The request =
Return the records that follow unaltered. Omit every picture.

Supplied data start

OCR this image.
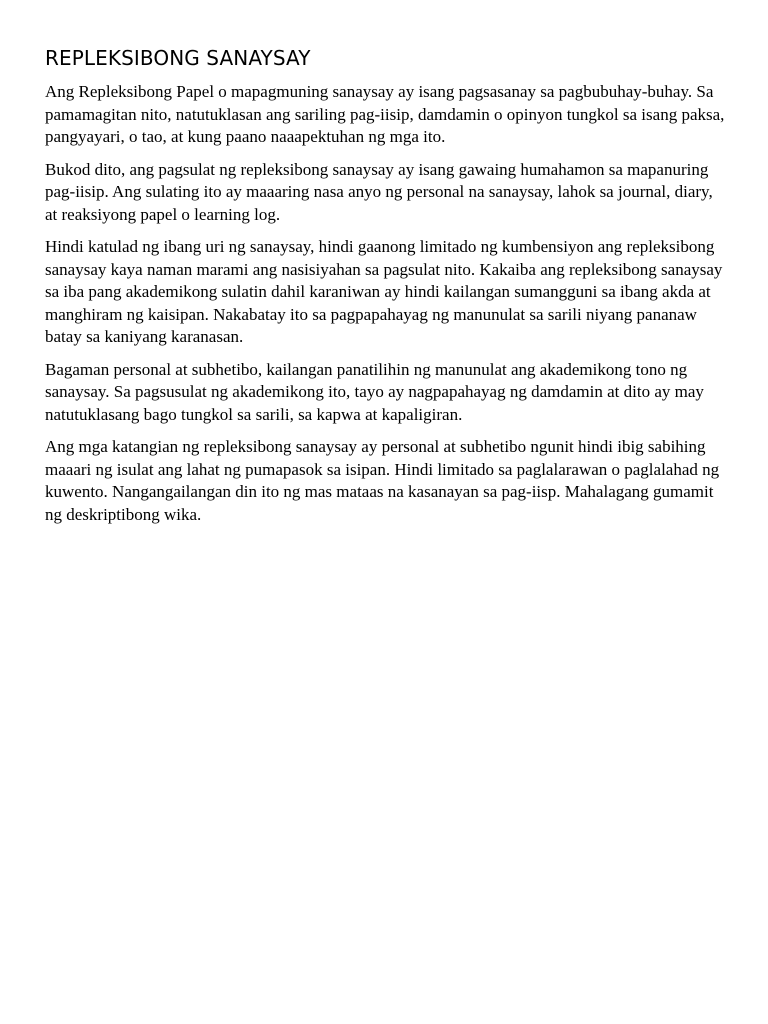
REPLEKSIBONG SANAYSAY

Ang Repleksibong Papel o mapagmuning sanaysay ay isang pagsasanay sa pagbubuhay-buhay. Sa pamamagitan nito, natutuklasan ang sariling pag-iisip, damdamin o opinyon tungkol sa isang paksa, pangyayari, o tao, at kung paano naaapektuhan ng mga ito.

Bukod dito, ang pagsulat ng repleksibong sanaysay ay isang gawaing humahamon sa mapanuring pag-iisip. Ang sulating ito ay maaaring nasa anyo ng personal na sanaysay, lahok sa journal, diary, at reaksiyong papel o learning log.

Hindi katulad ng ibang uri ng sanaysay, hindi gaanong limitado ng kumbensiyon ang repleksibong sanaysay kaya naman marami ang nasisiyahan sa pagsulat nito. Kakaiba ang repleksibong sanaysay sa iba pang akademikong sulatin dahil karaniwan ay hindi kailangan sumangguni sa ibang akda at manghiram ng kaisipan. Nakabatay ito sa pagpapahayag ng manunulat sa sarili niyang pananaw batay sa kaniyang karanasan.

Bagaman personal at subhetibo, kailangan panatilihin ng manunulat ang akademikong tono ng sanaysay. Sa pagsusulat ng akademikong ito, tayo ay nagpapahayag ng damdamin at dito ay may natutuklasang bago tungkol sa sarili, sa kapwa at kapaligiran.

Ang mga katangian ng repleksibong sanaysay ay personal at subhetibo ngunit hindi ibig sabihing maaari ng isulat ang lahat ng pumapasok sa isipan. Hindi limitado sa paglalarawan o paglalahad ng kuwento. Nangangailangan din ito ng mas mataas na kasanayan sa pag-iisp. Mahalagang gumamit ng deskriptibong wika.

Supplied data end

Exercise answer =
OCR this image.
REPLEKSIBONG SANAYSAY

Ang Repleksibong Papel o mapagmuning sanaysay ay isang pagsasanay sa pagbubuhay-buhay. Sa pamamagitan nito, natutuklasan ang sariling pag-iisip, damdamin o opinyon tungkol sa isang paksa, pangyayari, o tao, at kung paano naaapektuhan ng mga ito.

Bukod dito, ang pagsulat ng repleksibong sanaysay ay isang gawaing humahamon sa mapanuring pag-iisip. Ang sulating ito ay maaaring nasa anyo ng personal na sanaysay, lahok sa journal, diary, at reaksiyong papel o learning log.

Hindi katulad ng ibang uri ng sanaysay, hindi gaanong limitado ng kumbensiyon ang repleksibong sanaysay kaya naman marami ang nasisiyahan sa pagsulat nito. Kakaiba ang repleksibong sanaysay sa iba pang akademikong sulatin dahil karaniwan ay hindi kailangan sumangguni sa ibang akda at manghiram ng kaisipan. Nakabatay ito sa pagpapahayag ng manunulat sa sarili niyang pananaw batay sa kaniyang karanasan.

Bagaman personal at subhetibo, kailangan panatilihin ng manunulat ang akademikong tono ng sanaysay. Sa pagsusulat ng akademikong ito, tayo ay nagpapahayag ng damdamin at dito ay may natutuklasang bago tungkol sa sarili, sa kapwa at kapaligiran.

Ang mga katangian ng repleksibong sanaysay ay personal at subhetibo ngunit hindi ibig sabihing maaari ng isulat ang lahat ng pumapasok sa isipan. Hindi limitado sa paglalarawan o paglalahad ng kuwento. Nangangailangan din ito ng mas mataas na kasanayan sa pag-iisp. Mahalagang gumamit ng deskriptibong wika.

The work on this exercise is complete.